** Begin RECORDS PROVIDED **
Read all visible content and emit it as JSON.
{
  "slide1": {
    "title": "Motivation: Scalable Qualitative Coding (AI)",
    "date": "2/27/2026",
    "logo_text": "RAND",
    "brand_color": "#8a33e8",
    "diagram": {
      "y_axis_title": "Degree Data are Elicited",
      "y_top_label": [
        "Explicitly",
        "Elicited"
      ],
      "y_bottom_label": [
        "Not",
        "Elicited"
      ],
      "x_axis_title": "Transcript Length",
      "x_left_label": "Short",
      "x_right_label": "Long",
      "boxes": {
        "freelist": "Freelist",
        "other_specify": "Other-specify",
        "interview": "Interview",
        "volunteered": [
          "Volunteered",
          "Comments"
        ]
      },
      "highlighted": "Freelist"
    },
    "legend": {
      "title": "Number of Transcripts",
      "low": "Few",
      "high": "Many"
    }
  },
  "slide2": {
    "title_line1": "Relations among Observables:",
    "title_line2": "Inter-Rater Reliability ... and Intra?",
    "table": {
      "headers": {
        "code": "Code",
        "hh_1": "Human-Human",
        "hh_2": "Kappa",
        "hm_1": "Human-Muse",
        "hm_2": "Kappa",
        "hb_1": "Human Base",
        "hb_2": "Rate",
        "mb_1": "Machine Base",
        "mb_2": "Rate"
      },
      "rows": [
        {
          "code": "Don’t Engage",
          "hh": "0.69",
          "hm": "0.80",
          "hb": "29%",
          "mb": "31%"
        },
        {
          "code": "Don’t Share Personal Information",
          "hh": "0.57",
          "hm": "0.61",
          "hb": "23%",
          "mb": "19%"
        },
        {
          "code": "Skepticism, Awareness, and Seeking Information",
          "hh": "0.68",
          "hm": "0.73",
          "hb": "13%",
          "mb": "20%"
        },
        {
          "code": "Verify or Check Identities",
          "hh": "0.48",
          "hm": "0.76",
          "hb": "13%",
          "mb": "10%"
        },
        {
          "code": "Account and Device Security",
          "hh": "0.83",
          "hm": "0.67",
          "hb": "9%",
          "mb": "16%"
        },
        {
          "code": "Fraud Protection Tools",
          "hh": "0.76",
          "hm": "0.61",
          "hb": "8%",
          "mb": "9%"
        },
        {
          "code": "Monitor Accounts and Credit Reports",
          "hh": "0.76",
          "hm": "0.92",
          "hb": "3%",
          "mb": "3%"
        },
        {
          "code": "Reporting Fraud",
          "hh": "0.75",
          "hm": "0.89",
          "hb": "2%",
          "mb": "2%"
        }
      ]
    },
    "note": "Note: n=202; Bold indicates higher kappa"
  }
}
** End RECORDS PROVIDED **
§ **WHAT IS NEEDED**
Print the records above exactly as they appear.

§ **SOLUTION TO THE EXERCISE**
Read all visible content and emit it as JSON.
{
  "slide1": {
    "title": "Motivation: Scalable Qualitative Coding (AI)",
    "date": "2/27/2026",
    "logo_text": "RAND",
    "brand_color": "#8a33e8",
    "diagram": {
      "y_axis_title": "Degree Data are Elicited",
      "y_top_label": [
        "Explicitly",
        "Elicited"
      ],
      "y_bottom_label": [
        "Not",
        "Elicited"
      ],
      "x_axis_title": "Transcript Length",
      "x_left_label": "Short",
      "x_right_label": "Long",
      "boxes": {
        "freelist": "Freelist",
        "other_specify": "Other-specify",
        "interview": "Interview",
        "volunteered": [
          "Volunteered",
          "Comments"
        ]
      },
      "highlighted": "Freelist"
    },
    "legend": {
      "title": "Number of Transcripts",
      "low": "Few",
      "high": "Many"
    }
  },
  "slide2": {
    "title_line1": "Relations among Observables:",
    "title_line2": "Inter-Rater Reliability ... and Intra?",
    "table": {
      "headers": {
        "code": "Code",
        "hh_1": "Human-Human",
        "hh_2": "Kappa",
        "hm_1": "Human-Muse",
        "hm_2": "Kappa",
        "hb_1": "Human Base",
        "hb_2": "Rate",
        "mb_1": "Machine Base",
        "mb_2": "Rate"
      },
      "rows": [
        {
          "code": "Don’t Engage",
          "hh": "0.69",
          "hm": "0.80",
          "hb": "29%",
          "mb": "31%"
        },
        {
          "code": "Don’t Share Personal Information",
          "hh": "0.57",
          "hm": "0.61",
          "hb": "23%",
          "mb": "19%"
        },
        {
          "code": "Skepticism, Awareness, and Seeking Information",
          "hh": "0.68",
          "hm": "0.73",
          "hb": "13%",
          "mb": "20%"
        },
        {
          "code": "Verify or Check Identities",
          "hh": "0.48",
          "hm": "0.76",
          "hb": "13%",
          "mb": "10%"
        },
        {
          "code": "Account and Device Security",
          "hh": "0.83",
          "hm": "0.67",
          "hb": "9%",
          "mb": "16%"
        },
        {
          "code": "Fraud Protection Tools",
          "hh": "0.76",
          "hm": "0.61",
          "hb": "8%",
          "mb": "9%"
        },
        {
          "code": "Monitor Accounts and Credit Reports",
          "hh": "0.76",
          "hm": "0.92",
          "hb": "3%",
          "mb": "3%"
        },
        {
          "code": "Reporting Fraud",
          "hh": "0.75",
          "hm": "0.89",
          "hb": "2%",
          "mb": "2%"
        }
      ]
    },
    "note": "Note: n=202; Bold indicates higher kappa"
  }
}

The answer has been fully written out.